**Brief**:
The listing below is to be output in its exact form.

**Entries shown**:

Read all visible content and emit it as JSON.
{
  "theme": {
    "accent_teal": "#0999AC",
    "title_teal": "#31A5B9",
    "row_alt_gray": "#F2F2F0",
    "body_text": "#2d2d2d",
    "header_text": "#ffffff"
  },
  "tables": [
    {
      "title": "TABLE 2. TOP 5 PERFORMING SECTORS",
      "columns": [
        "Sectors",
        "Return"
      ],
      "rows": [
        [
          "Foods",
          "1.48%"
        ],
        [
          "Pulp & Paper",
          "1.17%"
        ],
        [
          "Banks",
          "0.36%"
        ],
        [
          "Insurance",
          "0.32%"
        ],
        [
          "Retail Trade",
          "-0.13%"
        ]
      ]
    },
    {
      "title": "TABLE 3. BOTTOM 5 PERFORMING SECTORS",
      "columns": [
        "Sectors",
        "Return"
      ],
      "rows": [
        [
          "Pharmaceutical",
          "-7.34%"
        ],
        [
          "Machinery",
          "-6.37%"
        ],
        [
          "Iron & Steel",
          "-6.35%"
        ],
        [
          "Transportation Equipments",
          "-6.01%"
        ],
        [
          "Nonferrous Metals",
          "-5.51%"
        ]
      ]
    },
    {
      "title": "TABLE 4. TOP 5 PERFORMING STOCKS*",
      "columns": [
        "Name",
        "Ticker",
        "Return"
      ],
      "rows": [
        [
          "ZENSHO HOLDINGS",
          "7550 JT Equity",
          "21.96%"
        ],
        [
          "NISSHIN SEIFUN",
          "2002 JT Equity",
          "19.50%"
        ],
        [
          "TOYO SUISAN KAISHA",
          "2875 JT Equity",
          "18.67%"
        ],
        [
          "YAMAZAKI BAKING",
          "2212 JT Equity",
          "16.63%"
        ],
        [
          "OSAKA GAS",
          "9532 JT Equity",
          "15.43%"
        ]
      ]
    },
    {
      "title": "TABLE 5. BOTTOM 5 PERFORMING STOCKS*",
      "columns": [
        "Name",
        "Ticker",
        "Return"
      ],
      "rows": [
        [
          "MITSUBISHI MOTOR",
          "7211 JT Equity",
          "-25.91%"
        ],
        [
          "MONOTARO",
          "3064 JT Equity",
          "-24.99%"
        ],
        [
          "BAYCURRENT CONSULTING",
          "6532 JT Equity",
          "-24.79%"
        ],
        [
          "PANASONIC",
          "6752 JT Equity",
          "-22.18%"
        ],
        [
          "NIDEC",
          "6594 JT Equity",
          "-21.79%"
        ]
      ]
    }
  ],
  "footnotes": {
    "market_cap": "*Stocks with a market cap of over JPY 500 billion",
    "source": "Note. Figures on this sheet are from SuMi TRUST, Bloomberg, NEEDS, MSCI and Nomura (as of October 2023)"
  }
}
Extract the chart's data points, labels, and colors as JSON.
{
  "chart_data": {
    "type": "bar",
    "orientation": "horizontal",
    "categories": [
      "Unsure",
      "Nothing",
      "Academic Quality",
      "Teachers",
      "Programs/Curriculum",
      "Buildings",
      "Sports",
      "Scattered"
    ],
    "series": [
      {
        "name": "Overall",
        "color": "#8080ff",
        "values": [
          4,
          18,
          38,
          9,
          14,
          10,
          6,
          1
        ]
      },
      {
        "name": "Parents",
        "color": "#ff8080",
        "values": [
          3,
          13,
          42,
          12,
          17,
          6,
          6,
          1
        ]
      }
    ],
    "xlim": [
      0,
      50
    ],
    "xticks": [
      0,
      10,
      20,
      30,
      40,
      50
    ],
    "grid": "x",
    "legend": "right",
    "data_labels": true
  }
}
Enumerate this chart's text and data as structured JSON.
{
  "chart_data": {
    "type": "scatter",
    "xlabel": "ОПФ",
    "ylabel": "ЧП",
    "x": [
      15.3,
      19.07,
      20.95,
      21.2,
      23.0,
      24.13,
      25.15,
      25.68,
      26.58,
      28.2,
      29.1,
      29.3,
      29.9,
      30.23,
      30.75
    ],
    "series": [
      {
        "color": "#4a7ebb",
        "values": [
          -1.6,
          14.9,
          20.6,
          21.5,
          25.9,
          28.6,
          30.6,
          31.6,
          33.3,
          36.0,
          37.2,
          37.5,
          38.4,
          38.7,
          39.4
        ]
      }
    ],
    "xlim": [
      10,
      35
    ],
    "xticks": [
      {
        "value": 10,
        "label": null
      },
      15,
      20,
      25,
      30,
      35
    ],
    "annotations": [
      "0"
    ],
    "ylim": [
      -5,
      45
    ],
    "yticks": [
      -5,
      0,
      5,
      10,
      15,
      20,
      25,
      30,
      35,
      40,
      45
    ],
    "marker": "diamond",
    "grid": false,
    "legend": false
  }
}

**Answer to the exercise**:
Read all visible content and emit it as JSON.
{
  "theme": {
    "accent_teal": "#0999AC",
    "title_teal": "#31A5B9",
    "row_alt_gray": "#F2F2F0",
    "body_text": "#2d2d2d",
    "header_text": "#ffffff"
  },
  "tables": [
    {
      "title": "TABLE 2. TOP 5 PERFORMING SECTORS",
      "columns": [
        "Sectors",
        "Return"
      ],
      "rows": [
        [
          "Foods",
          "1.48%"
        ],
        [
          "Pulp & Paper",
          "1.17%"
        ],
        [
          "Banks",
          "0.36%"
        ],
        [
          "Insurance",
          "0.32%"
        ],
        [
          "Retail Trade",
          "-0.13%"
        ]
      ]
    },
    {
      "title": "TABLE 3. BOTTOM 5 PERFORMING SECTORS",
      "columns": [
        "Sectors",
        "Return"
      ],
      "rows": [
        [
          "Pharmaceutical",
          "-7.34%"
        ],
        [
          "Machinery",
          "-6.37%"
        ],
        [
          "Iron & Steel",
          "-6.35%"
        ],
        [
          "Transportation Equipments",
          "-6.01%"
        ],
        [
          "Nonferrous Metals",
          "-5.51%"
        ]
      ]
    },
    {
      "title": "TABLE 4. TOP 5 PERFORMING STOCKS*",
      "columns": [
        "Name",
        "Ticker",
        "Return"
      ],
      "rows": [
        [
          "ZENSHO HOLDINGS",
          "7550 JT Equity",
          "21.96%"
        ],
        [
          "NISSHIN SEIFUN",
          "2002 JT Equity",
          "19.50%"
        ],
        [
          "TOYO SUISAN KAISHA",
          "2875 JT Equity",
          "18.67%"
        ],
        [
          "YAMAZAKI BAKING",
          "2212 JT Equity",
          "16.63%"
        ],
        [
          "OSAKA GAS",
          "9532 JT Equity",
          "15.43%"
        ]
      ]
    },
    {
      "title": "TABLE 5. BOTTOM 5 PERFORMING STOCKS*",
      "columns": [
        "Name",
        "Ticker",
        "Return"
      ],
      "rows": [
        [
          "MITSUBISHI MOTOR",
          "7211 JT Equity",
          "-25.91%"
        ],
        [
          "MONOTARO",
          "3064 JT Equity",
          "-24.99%"
        ],
        [
          "BAYCURRENT CONSULTING",
          "6532 JT Equity",
          "-24.79%"
        ],
        [
          "PANASONIC",
          "6752 JT Equity",
          "-22.18%"
        ],
        [
          "NIDEC",
          "6594 JT Equity",
          "-21.79%"
        ]
      ]
    }
  ],
  "footnotes": {
    "market_cap": "*Stocks with a market cap of over JPY 500 billion",
    "source": "Note. Figures on this sheet are from SuMi TRUST, Bloomberg, NEEDS, MSCI and Nomura (as of October 2023)"
  }
}
Extract the chart's data points, labels, and colors as JSON.
{
  "chart_data": {
    "type": "bar",
    "orientation": "horizontal",
    "categories": [
      "Unsure",
      "Nothing",
      "Academic Quality",
      "Teachers",
      "Programs/Curriculum",
      "Buildings",
      "Sports",
      "Scattered"
    ],
    "series": [
      {
        "name": "Overall",
        "color": "#8080ff",
        "values": [
          4,
          18,
          38,
          9,
          14,
          10,
          6,
          1
        ]
      },
      {
        "name": "Parents",
        "color": "#ff8080",
        "values": [
          3,
          13,
          42,
          12,
          17,
          6,
          6,
          1
        ]
      }
    ],
    "xlim": [
      0,
      50
    ],
    "xticks": [
      0,
      10,
      20,
      30,
      40,
      50
    ],
    "grid": "x",
    "legend": "right",
    "data_labels": true
  }
}
Enumerate this chart's text and data as structured JSON.
{
  "chart_data": {
    "type": "scatter",
    "xlabel": "ОПФ",
    "ylabel": "ЧП",
    "x": [
      15.3,
      19.07,
      20.95,
      21.2,
      23.0,
      24.13,
      25.15,
      25.68,
      26.58,
      28.2,
      29.1,
      29.3,
      29.9,
      30.23,
      30.75
    ],
    "series": [
      {
        "color": "#4a7ebb",
        "values": [
          -1.6,
          14.9,
          20.6,
          21.5,
          25.9,
          28.6,
          30.6,
          31.6,
          33.3,
          36.0,
          37.2,
          37.5,
          38.4,
          38.7,
          39.4
        ]
      }
    ],
    "xlim": [
      10,
      35
    ],
    "xticks": [
      {
        "value": 10,
        "label": null
      },
      15,
      20,
      25,
      30,
      35
    ],
    "annotations": [
      "0"
    ],
    "ylim": [
      -5,
      45
    ],
    "yticks": [
      -5,
      0,
      5,
      10,
      15,
      20,
      25,
      30,
      35,
      40,
      45
    ],
    "marker": "diamond",
    "grid": false,
    "legend": false
  }
}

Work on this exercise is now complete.